↓↓↓

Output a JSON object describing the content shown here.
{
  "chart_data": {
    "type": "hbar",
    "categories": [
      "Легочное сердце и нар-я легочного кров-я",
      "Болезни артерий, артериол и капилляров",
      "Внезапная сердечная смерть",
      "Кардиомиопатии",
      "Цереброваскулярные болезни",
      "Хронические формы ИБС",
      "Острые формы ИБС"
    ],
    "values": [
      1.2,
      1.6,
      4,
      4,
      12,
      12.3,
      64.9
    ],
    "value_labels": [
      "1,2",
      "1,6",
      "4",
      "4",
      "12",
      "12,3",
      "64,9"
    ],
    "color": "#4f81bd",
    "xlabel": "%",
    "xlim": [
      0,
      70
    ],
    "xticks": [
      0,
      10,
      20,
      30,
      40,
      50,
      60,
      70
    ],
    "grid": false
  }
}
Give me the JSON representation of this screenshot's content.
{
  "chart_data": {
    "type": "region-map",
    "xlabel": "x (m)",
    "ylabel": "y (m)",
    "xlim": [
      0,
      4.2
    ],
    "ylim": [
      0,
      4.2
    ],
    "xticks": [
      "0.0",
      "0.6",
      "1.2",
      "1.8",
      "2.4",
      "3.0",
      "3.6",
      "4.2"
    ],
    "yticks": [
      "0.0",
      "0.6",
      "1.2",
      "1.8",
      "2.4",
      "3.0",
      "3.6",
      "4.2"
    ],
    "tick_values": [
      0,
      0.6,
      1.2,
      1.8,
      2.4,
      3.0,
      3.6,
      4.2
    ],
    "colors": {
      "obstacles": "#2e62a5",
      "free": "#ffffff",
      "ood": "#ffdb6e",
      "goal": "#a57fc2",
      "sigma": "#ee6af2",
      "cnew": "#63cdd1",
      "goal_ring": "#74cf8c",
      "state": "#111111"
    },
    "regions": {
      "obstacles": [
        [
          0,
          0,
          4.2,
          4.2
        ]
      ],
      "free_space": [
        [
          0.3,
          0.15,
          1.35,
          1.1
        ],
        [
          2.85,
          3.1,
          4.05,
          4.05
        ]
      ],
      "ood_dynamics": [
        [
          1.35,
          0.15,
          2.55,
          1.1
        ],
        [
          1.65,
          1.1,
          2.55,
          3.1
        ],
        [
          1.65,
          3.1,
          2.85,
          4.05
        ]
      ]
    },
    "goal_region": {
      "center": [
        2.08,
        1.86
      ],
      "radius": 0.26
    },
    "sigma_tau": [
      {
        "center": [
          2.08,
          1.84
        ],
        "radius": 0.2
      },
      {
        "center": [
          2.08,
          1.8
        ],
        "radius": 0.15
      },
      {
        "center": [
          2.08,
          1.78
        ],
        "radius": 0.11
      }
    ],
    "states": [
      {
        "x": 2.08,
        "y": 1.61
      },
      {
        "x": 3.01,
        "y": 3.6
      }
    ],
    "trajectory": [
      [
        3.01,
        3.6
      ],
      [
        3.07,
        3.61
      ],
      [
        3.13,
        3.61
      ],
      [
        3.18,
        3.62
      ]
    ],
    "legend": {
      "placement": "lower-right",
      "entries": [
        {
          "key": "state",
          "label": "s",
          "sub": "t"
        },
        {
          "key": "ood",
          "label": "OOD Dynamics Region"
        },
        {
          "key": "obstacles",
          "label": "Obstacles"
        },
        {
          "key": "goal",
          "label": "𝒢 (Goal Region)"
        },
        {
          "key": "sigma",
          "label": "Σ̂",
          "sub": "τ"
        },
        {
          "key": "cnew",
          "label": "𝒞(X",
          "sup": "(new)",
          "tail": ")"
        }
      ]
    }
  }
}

↑↑↑

Copy every line in the records above that contains the word "формы".

▸ REPLY TO THE EXERCISE
      "Хронические формы ИБС",
      "Острые формы ИБС"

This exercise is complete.